**Aim**. Copy out all of the material exactly as presented.
[START OF Data supplied]
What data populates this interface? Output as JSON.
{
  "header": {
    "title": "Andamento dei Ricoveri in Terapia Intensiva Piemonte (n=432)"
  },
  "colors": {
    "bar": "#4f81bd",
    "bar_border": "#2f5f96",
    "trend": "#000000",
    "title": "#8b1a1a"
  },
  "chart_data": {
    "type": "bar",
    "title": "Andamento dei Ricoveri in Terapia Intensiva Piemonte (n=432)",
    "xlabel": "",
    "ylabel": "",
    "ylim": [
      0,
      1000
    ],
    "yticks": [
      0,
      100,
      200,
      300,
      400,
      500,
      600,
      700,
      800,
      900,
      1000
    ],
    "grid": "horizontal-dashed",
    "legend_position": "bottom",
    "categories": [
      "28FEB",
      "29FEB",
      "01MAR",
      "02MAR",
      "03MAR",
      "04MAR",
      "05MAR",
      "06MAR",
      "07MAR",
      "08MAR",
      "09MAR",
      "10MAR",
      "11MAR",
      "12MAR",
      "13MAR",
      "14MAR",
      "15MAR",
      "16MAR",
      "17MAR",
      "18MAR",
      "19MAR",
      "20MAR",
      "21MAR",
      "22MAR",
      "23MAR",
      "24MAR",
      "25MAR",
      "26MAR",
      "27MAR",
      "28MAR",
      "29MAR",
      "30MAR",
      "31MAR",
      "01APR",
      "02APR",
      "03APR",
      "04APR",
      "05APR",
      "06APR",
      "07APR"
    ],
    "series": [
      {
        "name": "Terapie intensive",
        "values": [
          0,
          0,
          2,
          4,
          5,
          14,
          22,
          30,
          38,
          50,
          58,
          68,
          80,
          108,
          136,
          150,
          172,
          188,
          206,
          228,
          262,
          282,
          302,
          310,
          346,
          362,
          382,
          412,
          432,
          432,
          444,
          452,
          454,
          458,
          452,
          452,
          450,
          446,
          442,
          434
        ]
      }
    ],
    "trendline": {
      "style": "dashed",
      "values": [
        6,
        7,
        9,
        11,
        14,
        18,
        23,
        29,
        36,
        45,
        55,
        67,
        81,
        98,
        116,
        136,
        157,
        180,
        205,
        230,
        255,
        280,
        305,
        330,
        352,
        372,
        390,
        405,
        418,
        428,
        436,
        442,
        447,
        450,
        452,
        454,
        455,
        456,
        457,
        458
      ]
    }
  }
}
[END OF Data supplied]
**Reply**.
What data populates this interface? Output as JSON.
{
  "header": {
    "title": "Andamento dei Ricoveri in Terapia Intensiva Piemonte (n=432)"
  },
  "colors": {
    "bar": "#4f81bd",
    "bar_border": "#2f5f96",
    "trend": "#000000",
    "title": "#8b1a1a"
  },
  "chart_data": {
    "type": "bar",
    "title": "Andamento dei Ricoveri in Terapia Intensiva Piemonte (n=432)",
    "xlabel": "",
    "ylabel": "",
    "ylim": [
      0,
      1000
    ],
    "yticks": [
      0,
      100,
      200,
      300,
      400,
      500,
      600,
      700,
      800,
      900,
      1000
    ],
    "grid": "horizontal-dashed",
    "legend_position": "bottom",
    "categories": [
      "28FEB",
      "29FEB",
      "01MAR",
      "02MAR",
      "03MAR",
      "04MAR",
      "05MAR",
      "06MAR",
      "07MAR",
      "08MAR",
      "09MAR",
      "10MAR",
      "11MAR",
      "12MAR",
      "13MAR",
      "14MAR",
      "15MAR",
      "16MAR",
      "17MAR",
      "18MAR",
      "19MAR",
      "20MAR",
      "21MAR",
      "22MAR",
      "23MAR",
      "24MAR",
      "25MAR",
      "26MAR",
      "27MAR",
      "28MAR",
      "29MAR",
      "30MAR",
      "31MAR",
      "01APR",
      "02APR",
      "03APR",
      "04APR",
      "05APR",
      "06APR",
      "07APR"
    ],
    "series": [
      {
        "name": "Terapie intensive",
        "values": [
          0,
          0,
          2,
          4,
          5,
          14,
          22,
          30,
          38,
          50,
          58,
          68,
          80,
          108,
          136,
          150,
          172,
          188,
          206,
          228,
          262,
          282,
          302,
          310,
          346,
          362,
          382,
          412,
          432,
          432,
          444,
          452,
          454,
          458,
          452,
          452,
          450,
          446,
          442,
          434
        ]
      }
    ],
    "trendline": {
      "style": "dashed",
      "values": [
        6,
        7,
        9,
        11,
        14,
        18,
        23,
        29,
        36,
        45,
        55,
        67,
        81,
        98,
        116,
        136,
        157,
        180,
        205,
        230,
        255,
        280,
        305,
        330,
        352,
        372,
        390,
        405,
        418,
        428,
        436,
        442,
        447,
        450,
        452,
        454,
        455,
        456,
        457,
        458
      ]
    }
  }
}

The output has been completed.